» **The problem**:
Restate the records below word for word, and omit the images they hold.

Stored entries
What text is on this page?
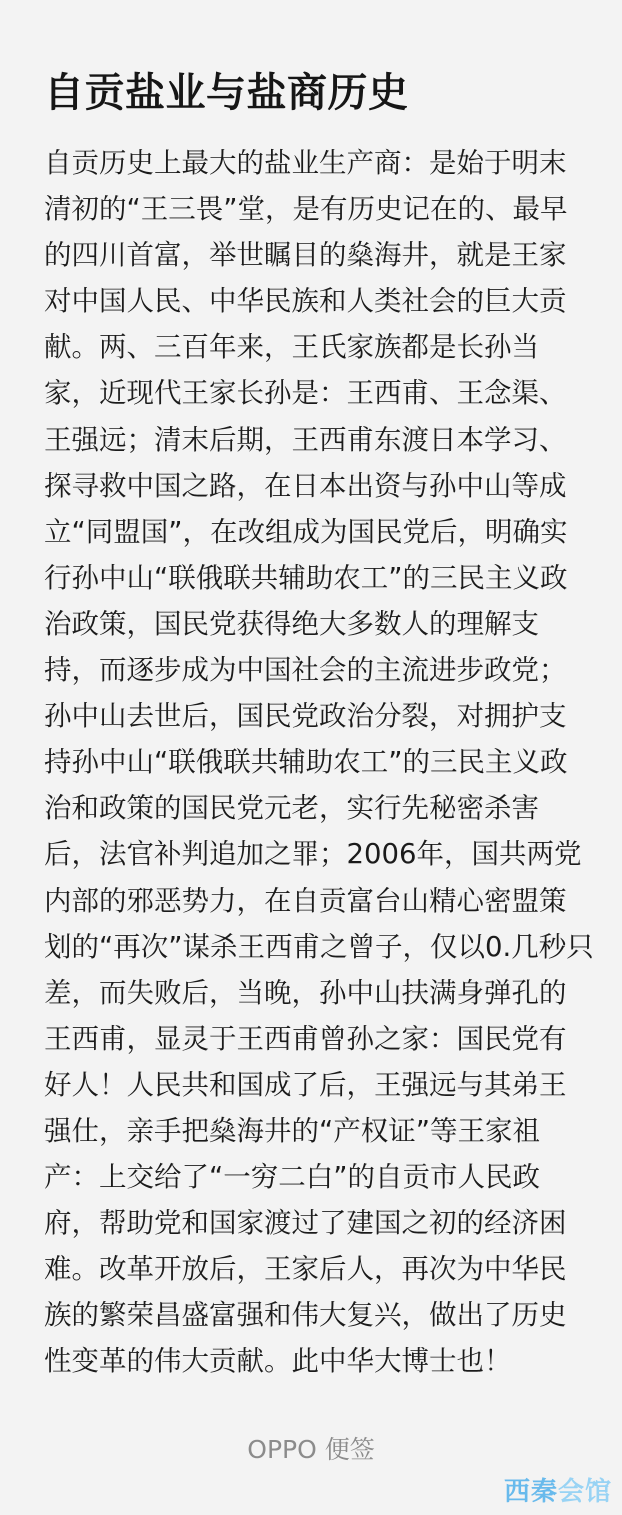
自贡盐业与盐商历史
自贡历史上最大的盐业生产商：是始于明末
清初的“王三畏”堂，是有历史记在的、最早
的四川首富，举世瞩目的燊海井，就是王家
对中国人民、中华民族和人类社会的巨大贡
献。两、三百年来，王氏家族都是长孙当
家，近现代王家长孙是：王西甫、王念渠、
王强远；清末后期，王西甫东渡日本学习、
探寻救中国之路，在日本出资与孙中山等成
立“同盟国”，在改组成为国民党后，明确实
行孙中山“联俄联共辅助农工”的三民主义政
治政策，国民党获得绝大多数人的理解支
持，而逐步成为中国社会的主流进步政党；
孙中山去世后，国民党政治分裂，对拥护支
持孙中山“联俄联共辅助农工”的三民主义政
治和政策的国民党元老，实行先秘密杀害
后，法官补判追加之罪；2006年，国共两党
内部的邪恶势力，在自贡富台山精心密盟策
划的“再次”谋杀王西甫之曾子，仅以0.几秒只
差，而失败后，当晚，孙中山扶满身弹孔的
王西甫，显灵于王西甫曾孙之家：国民党有
好人！人民共和国成了后，王强远与其弟王
强仕，亲手把燊海井的“产权证”等王家祖
产：上交给了“一穷二白”的自贡市人民政
府，帮助党和国家渡过了建国之初的经济困
难。改革开放后，王家后人，再次为中华民
族的繁荣昌盛富强和伟大复兴，做出了历史
性变革的伟大贡献。此中华大博士也！
OPPO 便签
西秦会馆
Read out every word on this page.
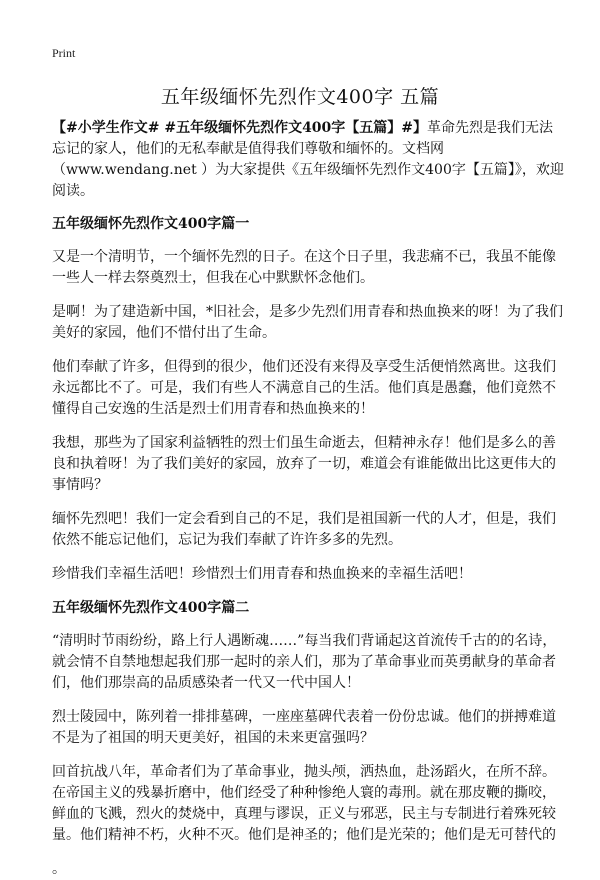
Print
五年级缅怀先烈作文400字 五篇

【#小学生作文# #五年级缅怀先烈作文400字【五篇】#】革命先烈是我们无法忘记的家人，他们的无私奉献是值得我们尊敬和缅怀的。文档网（www.wendang.net ）为大家提供《五年级缅怀先烈作文400字【五篇】》，欢迎阅读。

五年级缅怀先烈作文400字篇一

又是一个清明节，一个缅怀先烈的日子。在这个日子里，我悲痛不已，我虽不能像一些人一样去祭奠烈士，但我在心中默默怀念他们。

是啊！为了建造新中国，*旧社会，是多少先烈们用青春和热血换来的呀！为了我们美好的家园，他们不惜付出了生命。

他们奉献了许多，但得到的很少，他们还没有来得及享受生活便悄然离世。这我们永远都比不了。可是，我们有些人不满意自己的生活。他们真是愚蠢，他们竟然不懂得自己安逸的生活是烈士们用青春和热血换来的！

我想，那些为了国家利益牺牲的烈士们虽生命逝去，但精神永存！他们是多么的善良和执着呀！为了我们美好的家园，放弃了一切，难道会有谁能做出比这更伟大的事情吗？

缅怀先烈吧！我们一定会看到自己的不足，我们是祖国新一代的人才，但是，我们依然不能忘记他们，忘记为我们奉献了许许多多的先烈。

珍惜我们幸福生活吧！珍惜烈士们用青春和热血换来的幸福生活吧！

五年级缅怀先烈作文400字篇二

“清明时节雨纷纷，路上行人遇断魂……”每当我们背诵起这首流传千古的的名诗，就会情不自禁地想起我们那一起时的亲人们，那为了革命事业而英勇献身的革命者们，他们那崇高的品质感染者一代又一代中国人！

烈士陵园中，陈列着一排排墓碑，一座座墓碑代表着一份份忠诚。他们的拼搏难道不是为了祖国的明天更美好，祖国的未来更富强吗？

回首抗战八年，革命者们为了革命事业，抛头颅，洒热血，赴汤蹈火，在所不辞。在帝国主义的残暴折磨中，他们经受了种种惨绝人寰的毒刑。就在那皮鞭的撕咬，鲜血的飞溅，烈火的焚烧中，真理与谬误，正义与邪恶，民主与专制进行着殊死较量。他们精神不朽，火种不灭。他们是神圣的；他们是光荣的；他们是无可替代的

。
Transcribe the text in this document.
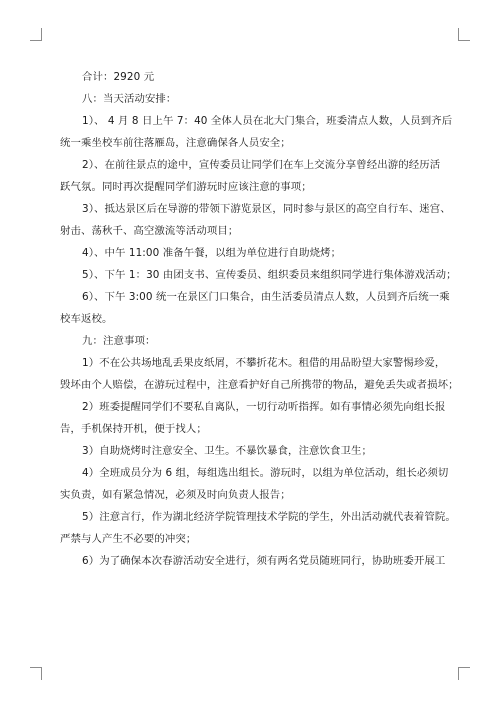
合计：2920 元

八：当天活动安排：

1）、 4 月 8 日上午 7：40 全体人员在北大门集合，班委清点人数，人员到齐后

统一乘坐校车前往落雁岛，注意确保各人员安全；

2）、在前往景点的途中，宣传委员让同学们在车上交流分享曾经出游的经历活

跃气氛。同时再次提醒同学们游玩时应该注意的事项；

3）、抵达景区后在导游的带领下游览景区，同时参与景区的高空自行车、迷宫、

射击、荡秋千、高空激流等活动项目；

4）、中午 11:00 准备午餐，以组为单位进行自助烧烤；

5）、下午 1：30 由团支书、宣传委员、组织委员来组织同学进行集体游戏活动；

6）、下午 3:00 统一在景区门口集合，由生活委员清点人数，人员到齐后统一乘

校车返校。

九：注意事项：

1）不在公共场地乱丢果皮纸屑，不攀折花木。租借的用品盼望大家警惕珍爱，

毁坏由个人赔偿，在游玩过程中，注意看护好自己所携带的物品，避免丢失或者损坏；

2）班委提醒同学们不要私自离队，一切行动听指挥。如有事情必须先向组长报

告，手机保持开机，便于找人；

3）自助烧烤时注意安全、卫生。不暴饮暴食，注意饮食卫生；

4）全班成员分为 6 组，每组选出组长。游玩时，以组为单位活动，组长必须切

实负责，如有紧急情况，必须及时向负责人报告；

5）注意言行，作为湖北经济学院管理技术学院的学生，外出活动就代表着管院。

严禁与人产生不必要的冲突；

6）为了确保本次春游活动安全进行，须有两名党员随班同行，协助班委开展工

» **Finished exercise**:
What text is on this page?
自贡盐业与盐商历史
自贡历史上最大的盐业生产商：是始于明末
清初的“王三畏”堂，是有历史记在的、最早
的四川首富，举世瞩目的燊海井，就是王家
对中国人民、中华民族和人类社会的巨大贡
献。两、三百年来，王氏家族都是长孙当
家，近现代王家长孙是：王西甫、王念渠、
王强远；清末后期，王西甫东渡日本学习、
探寻救中国之路，在日本出资与孙中山等成
立“同盟国”，在改组成为国民党后，明确实
行孙中山“联俄联共辅助农工”的三民主义政
治政策，国民党获得绝大多数人的理解支
持，而逐步成为中国社会的主流进步政党；
孙中山去世后，国民党政治分裂，对拥护支
持孙中山“联俄联共辅助农工”的三民主义政
治和政策的国民党元老，实行先秘密杀害
后，法官补判追加之罪；2006年，国共两党
内部的邪恶势力，在自贡富台山精心密盟策
划的“再次”谋杀王西甫之曾子，仅以0.几秒只
差，而失败后，当晚，孙中山扶满身弹孔的
王西甫，显灵于王西甫曾孙之家：国民党有
好人！人民共和国成了后，王强远与其弟王
强仕，亲手把燊海井的“产权证”等王家祖
产：上交给了“一穷二白”的自贡市人民政
府，帮助党和国家渡过了建国之初的经济困
难。改革开放后，王家后人，再次为中华民
族的繁荣昌盛富强和伟大复兴，做出了历史
性变革的伟大贡献。此中华大博士也！
OPPO 便签
西秦会馆
Read out every word on this page.
Print
五年级缅怀先烈作文400字 五篇

【#小学生作文# #五年级缅怀先烈作文400字【五篇】#】革命先烈是我们无法忘记的家人，他们的无私奉献是值得我们尊敬和缅怀的。文档网（www.wendang.net ）为大家提供《五年级缅怀先烈作文400字【五篇】》，欢迎阅读。

五年级缅怀先烈作文400字篇一

又是一个清明节，一个缅怀先烈的日子。在这个日子里，我悲痛不已，我虽不能像一些人一样去祭奠烈士，但我在心中默默怀念他们。

是啊！为了建造新中国，*旧社会，是多少先烈们用青春和热血换来的呀！为了我们美好的家园，他们不惜付出了生命。

他们奉献了许多，但得到的很少，他们还没有来得及享受生活便悄然离世。这我们永远都比不了。可是，我们有些人不满意自己的生活。他们真是愚蠢，他们竟然不懂得自己安逸的生活是烈士们用青春和热血换来的！

我想，那些为了国家利益牺牲的烈士们虽生命逝去，但精神永存！他们是多么的善良和执着呀！为了我们美好的家园，放弃了一切，难道会有谁能做出比这更伟大的事情吗？

缅怀先烈吧！我们一定会看到自己的不足，我们是祖国新一代的人才，但是，我们依然不能忘记他们，忘记为我们奉献了许许多多的先烈。

珍惜我们幸福生活吧！珍惜烈士们用青春和热血换来的幸福生活吧！

五年级缅怀先烈作文400字篇二

“清明时节雨纷纷，路上行人遇断魂……”每当我们背诵起这首流传千古的的名诗，就会情不自禁地想起我们那一起时的亲人们，那为了革命事业而英勇献身的革命者们，他们那崇高的品质感染者一代又一代中国人！

烈士陵园中，陈列着一排排墓碑，一座座墓碑代表着一份份忠诚。他们的拼搏难道不是为了祖国的明天更美好，祖国的未来更富强吗？

回首抗战八年，革命者们为了革命事业，抛头颅，洒热血，赴汤蹈火，在所不辞。在帝国主义的残暴折磨中，他们经受了种种惨绝人寰的毒刑。就在那皮鞭的撕咬，鲜血的飞溅，烈火的焚烧中，真理与谬误，正义与邪恶，民主与专制进行着殊死较量。他们精神不朽，火种不灭。他们是神圣的；他们是光荣的；他们是无可替代的

。
Transcribe the text in this document.
合计：2920 元

八：当天活动安排：

1）、 4 月 8 日上午 7：40 全体人员在北大门集合，班委清点人数，人员到齐后

统一乘坐校车前往落雁岛，注意确保各人员安全；

2）、在前往景点的途中，宣传委员让同学们在车上交流分享曾经出游的经历活

跃气氛。同时再次提醒同学们游玩时应该注意的事项；

3）、抵达景区后在导游的带领下游览景区，同时参与景区的高空自行车、迷宫、

射击、荡秋千、高空激流等活动项目；

4）、中午 11:00 准备午餐，以组为单位进行自助烧烤；

5）、下午 1：30 由团支书、宣传委员、组织委员来组织同学进行集体游戏活动；

6）、下午 3:00 统一在景区门口集合，由生活委员清点人数，人员到齐后统一乘

校车返校。

九：注意事项：

1）不在公共场地乱丢果皮纸屑，不攀折花木。租借的用品盼望大家警惕珍爱，

毁坏由个人赔偿，在游玩过程中，注意看护好自己所携带的物品，避免丢失或者损坏；

2）班委提醒同学们不要私自离队，一切行动听指挥。如有事情必须先向组长报

告，手机保持开机，便于找人；

3）自助烧烤时注意安全、卫生。不暴饮暴食，注意饮食卫生；

4）全班成员分为 6 组，每组选出组长。游玩时，以组为单位活动，组长必须切

实负责，如有紧急情况，必须及时向负责人报告；

5）注意言行，作为湖北经济学院管理技术学院的学生，外出活动就代表着管院。

严禁与人产生不必要的冲突；

6）为了确保本次春游活动安全进行，须有两名党员随班同行，协助班委开展工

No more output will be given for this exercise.